Records excerpted from a collection:
####################
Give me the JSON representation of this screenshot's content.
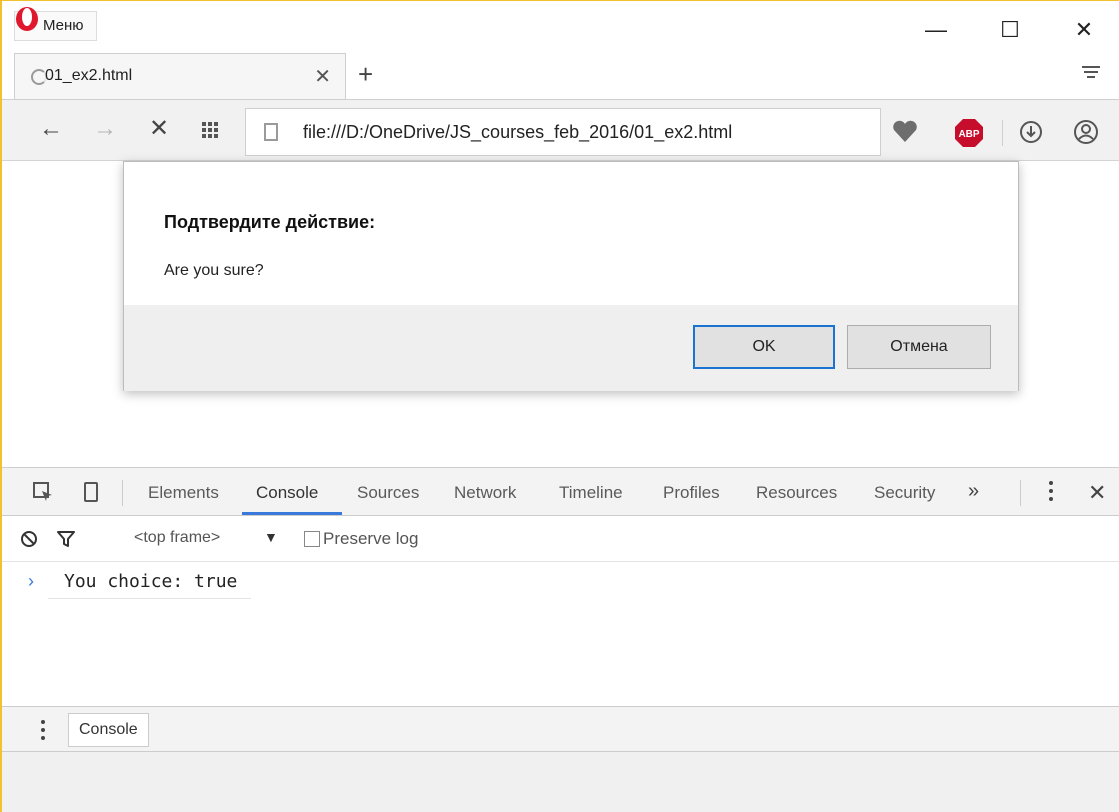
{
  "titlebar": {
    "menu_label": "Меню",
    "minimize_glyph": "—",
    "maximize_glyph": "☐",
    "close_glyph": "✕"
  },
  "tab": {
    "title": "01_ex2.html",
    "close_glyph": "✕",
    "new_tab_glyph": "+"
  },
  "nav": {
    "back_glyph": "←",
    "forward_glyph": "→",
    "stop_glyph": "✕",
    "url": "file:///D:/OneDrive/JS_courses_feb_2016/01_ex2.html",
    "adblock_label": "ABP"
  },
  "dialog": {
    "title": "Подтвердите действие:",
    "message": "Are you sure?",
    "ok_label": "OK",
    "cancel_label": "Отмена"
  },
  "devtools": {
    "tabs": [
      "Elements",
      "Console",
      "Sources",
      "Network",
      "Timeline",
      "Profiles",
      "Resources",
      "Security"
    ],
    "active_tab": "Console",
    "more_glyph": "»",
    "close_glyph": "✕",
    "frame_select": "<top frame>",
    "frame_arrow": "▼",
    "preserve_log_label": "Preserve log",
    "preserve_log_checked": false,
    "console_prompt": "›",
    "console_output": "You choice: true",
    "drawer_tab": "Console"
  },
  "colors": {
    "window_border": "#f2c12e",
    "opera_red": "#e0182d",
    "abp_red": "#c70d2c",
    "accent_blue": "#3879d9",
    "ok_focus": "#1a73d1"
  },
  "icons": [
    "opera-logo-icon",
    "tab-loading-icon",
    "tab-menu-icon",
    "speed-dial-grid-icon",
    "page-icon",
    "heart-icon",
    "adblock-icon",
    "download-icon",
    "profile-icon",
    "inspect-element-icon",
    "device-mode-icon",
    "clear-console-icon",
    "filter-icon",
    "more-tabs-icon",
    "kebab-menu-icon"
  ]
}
####################
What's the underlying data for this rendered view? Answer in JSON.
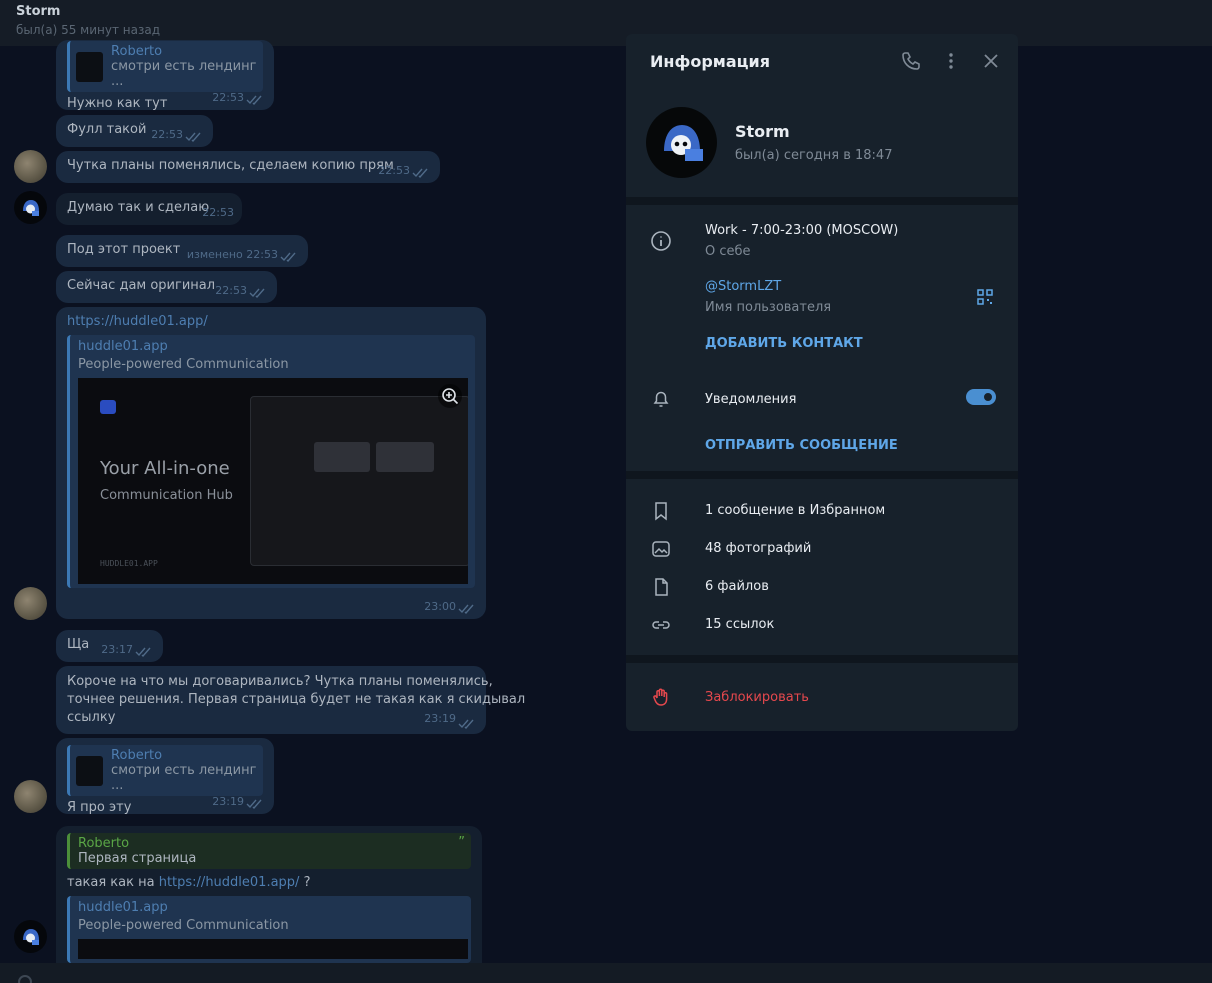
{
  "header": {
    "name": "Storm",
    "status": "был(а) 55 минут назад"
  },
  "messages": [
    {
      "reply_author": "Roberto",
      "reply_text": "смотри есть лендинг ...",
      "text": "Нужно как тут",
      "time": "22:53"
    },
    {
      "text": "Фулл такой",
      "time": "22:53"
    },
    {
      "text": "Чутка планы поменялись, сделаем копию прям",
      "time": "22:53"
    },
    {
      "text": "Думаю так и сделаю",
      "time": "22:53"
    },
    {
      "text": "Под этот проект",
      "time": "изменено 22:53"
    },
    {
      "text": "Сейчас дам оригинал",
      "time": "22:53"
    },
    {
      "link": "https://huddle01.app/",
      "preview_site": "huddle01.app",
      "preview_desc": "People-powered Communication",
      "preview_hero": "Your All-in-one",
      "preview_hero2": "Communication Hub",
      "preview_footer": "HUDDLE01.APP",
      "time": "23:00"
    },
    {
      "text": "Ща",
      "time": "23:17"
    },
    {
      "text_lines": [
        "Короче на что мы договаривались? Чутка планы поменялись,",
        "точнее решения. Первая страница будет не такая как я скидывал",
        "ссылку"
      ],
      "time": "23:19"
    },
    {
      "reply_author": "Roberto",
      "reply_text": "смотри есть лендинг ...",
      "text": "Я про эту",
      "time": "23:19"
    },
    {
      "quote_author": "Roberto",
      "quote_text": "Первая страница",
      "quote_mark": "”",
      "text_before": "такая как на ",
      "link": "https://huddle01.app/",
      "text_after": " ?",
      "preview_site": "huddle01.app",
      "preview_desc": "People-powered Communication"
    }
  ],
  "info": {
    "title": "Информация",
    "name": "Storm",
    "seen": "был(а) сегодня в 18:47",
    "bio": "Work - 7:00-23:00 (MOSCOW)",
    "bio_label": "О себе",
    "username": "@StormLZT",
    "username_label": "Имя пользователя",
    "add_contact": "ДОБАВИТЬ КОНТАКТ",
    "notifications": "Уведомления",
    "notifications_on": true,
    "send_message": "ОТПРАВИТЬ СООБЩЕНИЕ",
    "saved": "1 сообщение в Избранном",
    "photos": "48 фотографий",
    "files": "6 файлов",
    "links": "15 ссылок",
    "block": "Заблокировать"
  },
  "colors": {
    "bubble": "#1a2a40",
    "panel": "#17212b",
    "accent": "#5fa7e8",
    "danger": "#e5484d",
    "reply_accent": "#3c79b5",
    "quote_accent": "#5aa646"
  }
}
####################
# Exercise objective:
Lines containing the word "поменялись" must all be returned from the material above.

# Answer:
      "text": "Чутка планы поменялись, сделаем копию прям",
        "Короче на что мы договаривались? Чутка планы поменялись,",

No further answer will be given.